• EXERCISE BRIEF: All of the data below is to be written out again exactly.

Extracted records:
- - - - -
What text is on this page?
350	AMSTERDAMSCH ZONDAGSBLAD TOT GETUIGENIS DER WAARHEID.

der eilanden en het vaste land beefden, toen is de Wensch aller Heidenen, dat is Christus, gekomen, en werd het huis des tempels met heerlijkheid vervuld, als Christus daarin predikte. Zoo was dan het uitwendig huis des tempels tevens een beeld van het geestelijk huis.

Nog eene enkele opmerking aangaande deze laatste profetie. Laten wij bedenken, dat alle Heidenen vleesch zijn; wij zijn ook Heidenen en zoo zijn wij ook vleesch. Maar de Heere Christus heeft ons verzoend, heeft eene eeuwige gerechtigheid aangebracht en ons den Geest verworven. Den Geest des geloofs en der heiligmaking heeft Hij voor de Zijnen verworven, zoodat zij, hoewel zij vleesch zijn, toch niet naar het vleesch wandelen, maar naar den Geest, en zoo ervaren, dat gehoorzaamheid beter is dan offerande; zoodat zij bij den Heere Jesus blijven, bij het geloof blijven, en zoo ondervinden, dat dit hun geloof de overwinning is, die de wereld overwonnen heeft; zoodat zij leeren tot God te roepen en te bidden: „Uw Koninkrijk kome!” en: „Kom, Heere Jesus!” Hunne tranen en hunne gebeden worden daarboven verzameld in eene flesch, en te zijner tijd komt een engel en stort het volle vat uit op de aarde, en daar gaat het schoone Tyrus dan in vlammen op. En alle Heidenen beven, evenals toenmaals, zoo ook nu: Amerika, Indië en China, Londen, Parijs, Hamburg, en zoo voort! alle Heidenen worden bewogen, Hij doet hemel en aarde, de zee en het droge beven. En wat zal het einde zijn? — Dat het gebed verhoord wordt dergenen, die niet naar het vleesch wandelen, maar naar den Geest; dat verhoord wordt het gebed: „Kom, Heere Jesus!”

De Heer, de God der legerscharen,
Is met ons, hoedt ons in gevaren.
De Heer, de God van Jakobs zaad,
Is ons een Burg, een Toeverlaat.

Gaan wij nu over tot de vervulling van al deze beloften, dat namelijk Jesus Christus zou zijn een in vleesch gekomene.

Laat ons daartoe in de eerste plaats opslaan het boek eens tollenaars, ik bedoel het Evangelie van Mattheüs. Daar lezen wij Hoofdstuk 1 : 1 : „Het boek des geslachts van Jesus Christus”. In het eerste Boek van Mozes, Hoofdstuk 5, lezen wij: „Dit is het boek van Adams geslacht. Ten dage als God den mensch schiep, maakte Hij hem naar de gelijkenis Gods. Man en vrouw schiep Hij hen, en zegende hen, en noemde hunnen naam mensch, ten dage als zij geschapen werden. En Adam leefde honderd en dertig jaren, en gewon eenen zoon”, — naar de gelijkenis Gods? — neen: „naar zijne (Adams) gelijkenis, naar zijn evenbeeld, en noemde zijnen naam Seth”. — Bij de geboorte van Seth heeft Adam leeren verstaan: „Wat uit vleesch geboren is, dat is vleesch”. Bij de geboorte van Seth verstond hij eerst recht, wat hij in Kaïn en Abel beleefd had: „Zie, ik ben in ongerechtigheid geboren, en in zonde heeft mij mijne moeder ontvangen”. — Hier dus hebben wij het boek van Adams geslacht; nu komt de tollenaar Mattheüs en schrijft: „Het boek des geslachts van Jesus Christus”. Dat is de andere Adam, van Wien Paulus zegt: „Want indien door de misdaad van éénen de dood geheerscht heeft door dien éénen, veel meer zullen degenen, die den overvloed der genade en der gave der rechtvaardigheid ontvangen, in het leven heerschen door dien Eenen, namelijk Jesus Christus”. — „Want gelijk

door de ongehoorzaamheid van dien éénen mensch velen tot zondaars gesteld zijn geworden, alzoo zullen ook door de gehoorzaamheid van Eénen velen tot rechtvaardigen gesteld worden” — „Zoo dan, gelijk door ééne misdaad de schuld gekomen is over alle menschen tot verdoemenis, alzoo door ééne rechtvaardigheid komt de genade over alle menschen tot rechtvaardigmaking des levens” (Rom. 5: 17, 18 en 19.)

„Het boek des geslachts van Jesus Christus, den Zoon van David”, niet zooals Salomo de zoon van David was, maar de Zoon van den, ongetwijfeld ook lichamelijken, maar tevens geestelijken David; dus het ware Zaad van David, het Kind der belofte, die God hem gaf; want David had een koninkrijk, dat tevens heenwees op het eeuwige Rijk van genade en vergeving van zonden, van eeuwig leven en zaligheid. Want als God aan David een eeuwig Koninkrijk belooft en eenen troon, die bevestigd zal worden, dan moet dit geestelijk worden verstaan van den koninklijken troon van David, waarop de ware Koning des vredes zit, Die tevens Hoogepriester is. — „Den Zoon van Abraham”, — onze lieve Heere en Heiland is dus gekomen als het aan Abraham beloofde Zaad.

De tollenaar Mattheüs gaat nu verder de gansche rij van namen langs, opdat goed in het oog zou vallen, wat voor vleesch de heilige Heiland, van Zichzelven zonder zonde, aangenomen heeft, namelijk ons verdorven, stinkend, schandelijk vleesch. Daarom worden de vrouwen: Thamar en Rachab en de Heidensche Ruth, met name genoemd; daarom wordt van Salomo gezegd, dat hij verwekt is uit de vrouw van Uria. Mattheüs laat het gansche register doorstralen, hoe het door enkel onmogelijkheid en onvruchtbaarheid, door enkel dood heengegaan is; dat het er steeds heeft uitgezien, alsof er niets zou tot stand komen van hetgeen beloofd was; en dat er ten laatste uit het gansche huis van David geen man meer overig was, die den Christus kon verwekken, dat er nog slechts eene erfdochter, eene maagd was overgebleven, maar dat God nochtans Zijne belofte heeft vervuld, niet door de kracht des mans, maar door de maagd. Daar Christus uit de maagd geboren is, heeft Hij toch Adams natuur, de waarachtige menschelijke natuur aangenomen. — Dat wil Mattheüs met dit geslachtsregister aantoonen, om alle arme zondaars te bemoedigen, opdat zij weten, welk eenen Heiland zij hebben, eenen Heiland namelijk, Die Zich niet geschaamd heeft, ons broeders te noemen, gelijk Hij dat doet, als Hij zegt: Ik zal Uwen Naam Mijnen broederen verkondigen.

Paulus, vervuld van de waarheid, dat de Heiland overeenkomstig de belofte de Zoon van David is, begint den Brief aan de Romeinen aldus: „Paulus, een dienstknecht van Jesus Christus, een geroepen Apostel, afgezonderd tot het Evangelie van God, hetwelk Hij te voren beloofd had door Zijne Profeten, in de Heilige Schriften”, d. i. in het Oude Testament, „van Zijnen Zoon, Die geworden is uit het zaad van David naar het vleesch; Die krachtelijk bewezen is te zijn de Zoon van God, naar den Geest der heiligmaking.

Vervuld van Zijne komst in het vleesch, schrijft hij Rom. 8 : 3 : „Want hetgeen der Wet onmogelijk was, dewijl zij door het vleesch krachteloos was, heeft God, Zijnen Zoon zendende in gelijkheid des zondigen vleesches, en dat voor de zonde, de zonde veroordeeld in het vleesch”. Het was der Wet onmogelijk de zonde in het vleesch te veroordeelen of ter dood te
- - - - -
• TASK RESULT:
What text is on this page?
350	AMSTERDAMSCH ZONDAGSBLAD TOT GETUIGENIS DER WAARHEID.

der eilanden en het vaste land beefden, toen is de Wensch aller Heidenen, dat is Christus, gekomen, en werd het huis des tempels met heerlijkheid vervuld, als Christus daarin predikte. Zoo was dan het uitwendig huis des tempels tevens een beeld van het geestelijk huis.

Nog eene enkele opmerking aangaande deze laatste profetie. Laten wij bedenken, dat alle Heidenen vleesch zijn; wij zijn ook Heidenen en zoo zijn wij ook vleesch. Maar de Heere Christus heeft ons verzoend, heeft eene eeuwige gerechtigheid aangebracht en ons den Geest verworven. Den Geest des geloofs en der heiligmaking heeft Hij voor de Zijnen verworven, zoodat zij, hoewel zij vleesch zijn, toch niet naar het vleesch wandelen, maar naar den Geest, en zoo ervaren, dat gehoorzaamheid beter is dan offerande; zoodat zij bij den Heere Jesus blijven, bij het geloof blijven, en zoo ondervinden, dat dit hun geloof de overwinning is, die de wereld overwonnen heeft; zoodat zij leeren tot God te roepen en te bidden: „Uw Koninkrijk kome!” en: „Kom, Heere Jesus!” Hunne tranen en hunne gebeden worden daarboven verzameld in eene flesch, en te zijner tijd komt een engel en stort het volle vat uit op de aarde, en daar gaat het schoone Tyrus dan in vlammen op. En alle Heidenen beven, evenals toenmaals, zoo ook nu: Amerika, Indië en China, Londen, Parijs, Hamburg, en zoo voort! alle Heidenen worden bewogen, Hij doet hemel en aarde, de zee en het droge beven. En wat zal het einde zijn? — Dat het gebed verhoord wordt dergenen, die niet naar het vleesch wandelen, maar naar den Geest; dat verhoord wordt het gebed: „Kom, Heere Jesus!”

De Heer, de God der legerscharen,
Is met ons, hoedt ons in gevaren.
De Heer, de God van Jakobs zaad,
Is ons een Burg, een Toeverlaat.

Gaan wij nu over tot de vervulling van al deze beloften, dat namelijk Jesus Christus zou zijn een in vleesch gekomene.

Laat ons daartoe in de eerste plaats opslaan het boek eens tollenaars, ik bedoel het Evangelie van Mattheüs. Daar lezen wij Hoofdstuk 1 : 1 : „Het boek des geslachts van Jesus Christus”. In het eerste Boek van Mozes, Hoofdstuk 5, lezen wij: „Dit is het boek van Adams geslacht. Ten dage als God den mensch schiep, maakte Hij hem naar de gelijkenis Gods. Man en vrouw schiep Hij hen, en zegende hen, en noemde hunnen naam mensch, ten dage als zij geschapen werden. En Adam leefde honderd en dertig jaren, en gewon eenen zoon”, — naar de gelijkenis Gods? — neen: „naar zijne (Adams) gelijkenis, naar zijn evenbeeld, en noemde zijnen naam Seth”. — Bij de geboorte van Seth heeft Adam leeren verstaan: „Wat uit vleesch geboren is, dat is vleesch”. Bij de geboorte van Seth verstond hij eerst recht, wat hij in Kaïn en Abel beleefd had: „Zie, ik ben in ongerechtigheid geboren, en in zonde heeft mij mijne moeder ontvangen”. — Hier dus hebben wij het boek van Adams geslacht; nu komt de tollenaar Mattheüs en schrijft: „Het boek des geslachts van Jesus Christus”. Dat is de andere Adam, van Wien Paulus zegt: „Want indien door de misdaad van éénen de dood geheerscht heeft door dien éénen, veel meer zullen degenen, die den overvloed der genade en der gave der rechtvaardigheid ontvangen, in het leven heerschen door dien Eenen, namelijk Jesus Christus”. — „Want gelijk

door de ongehoorzaamheid van dien éénen mensch velen tot zondaars gesteld zijn geworden, alzoo zullen ook door de gehoorzaamheid van Eénen velen tot rechtvaardigen gesteld worden” — „Zoo dan, gelijk door ééne misdaad de schuld gekomen is over alle menschen tot verdoemenis, alzoo door ééne rechtvaardigheid komt de genade over alle menschen tot rechtvaardigmaking des levens” (Rom. 5: 17, 18 en 19.)

„Het boek des geslachts van Jesus Christus, den Zoon van David”, niet zooals Salomo de zoon van David was, maar de Zoon van den, ongetwijfeld ook lichamelijken, maar tevens geestelijken David; dus het ware Zaad van David, het Kind der belofte, die God hem gaf; want David had een koninkrijk, dat tevens heenwees op het eeuwige Rijk van genade en vergeving van zonden, van eeuwig leven en zaligheid. Want als God aan David een eeuwig Koninkrijk belooft en eenen troon, die bevestigd zal worden, dan moet dit geestelijk worden verstaan van den koninklijken troon van David, waarop de ware Koning des vredes zit, Die tevens Hoogepriester is. — „Den Zoon van Abraham”, — onze lieve Heere en Heiland is dus gekomen als het aan Abraham beloofde Zaad.

De tollenaar Mattheüs gaat nu verder de gansche rij van namen langs, opdat goed in het oog zou vallen, wat voor vleesch de heilige Heiland, van Zichzelven zonder zonde, aangenomen heeft, namelijk ons verdorven, stinkend, schandelijk vleesch. Daarom worden de vrouwen: Thamar en Rachab en de Heidensche Ruth, met name genoemd; daarom wordt van Salomo gezegd, dat hij verwekt is uit de vrouw van Uria. Mattheüs laat het gansche register doorstralen, hoe het door enkel onmogelijkheid en onvruchtbaarheid, door enkel dood heengegaan is; dat het er steeds heeft uitgezien, alsof er niets zou tot stand komen van hetgeen beloofd was; en dat er ten laatste uit het gansche huis van David geen man meer overig was, die den Christus kon verwekken, dat er nog slechts eene erfdochter, eene maagd was overgebleven, maar dat God nochtans Zijne belofte heeft vervuld, niet door de kracht des mans, maar door de maagd. Daar Christus uit de maagd geboren is, heeft Hij toch Adams natuur, de waarachtige menschelijke natuur aangenomen. — Dat wil Mattheüs met dit geslachtsregister aantoonen, om alle arme zondaars te bemoedigen, opdat zij weten, welk eenen Heiland zij hebben, eenen Heiland namelijk, Die Zich niet geschaamd heeft, ons broeders te noemen, gelijk Hij dat doet, als Hij zegt: Ik zal Uwen Naam Mijnen broederen verkondigen.

Paulus, vervuld van de waarheid, dat de Heiland overeenkomstig de belofte de Zoon van David is, begint den Brief aan de Romeinen aldus: „Paulus, een dienstknecht van Jesus Christus, een geroepen Apostel, afgezonderd tot het Evangelie van God, hetwelk Hij te voren beloofd had door Zijne Profeten, in de Heilige Schriften”, d. i. in het Oude Testament, „van Zijnen Zoon, Die geworden is uit het zaad van David naar het vleesch; Die krachtelijk bewezen is te zijn de Zoon van God, naar den Geest der heiligmaking.

Vervuld van Zijne komst in het vleesch, schrijft hij Rom. 8 : 3 : „Want hetgeen der Wet onmogelijk was, dewijl zij door het vleesch krachteloos was, heeft God, Zijnen Zoon zendende in gelijkheid des zondigen vleesches, en dat voor de zonde, de zonde veroordeeld in het vleesch”. Het was der Wet onmogelijk de zonde in het vleesch te veroordeelen of ter dood te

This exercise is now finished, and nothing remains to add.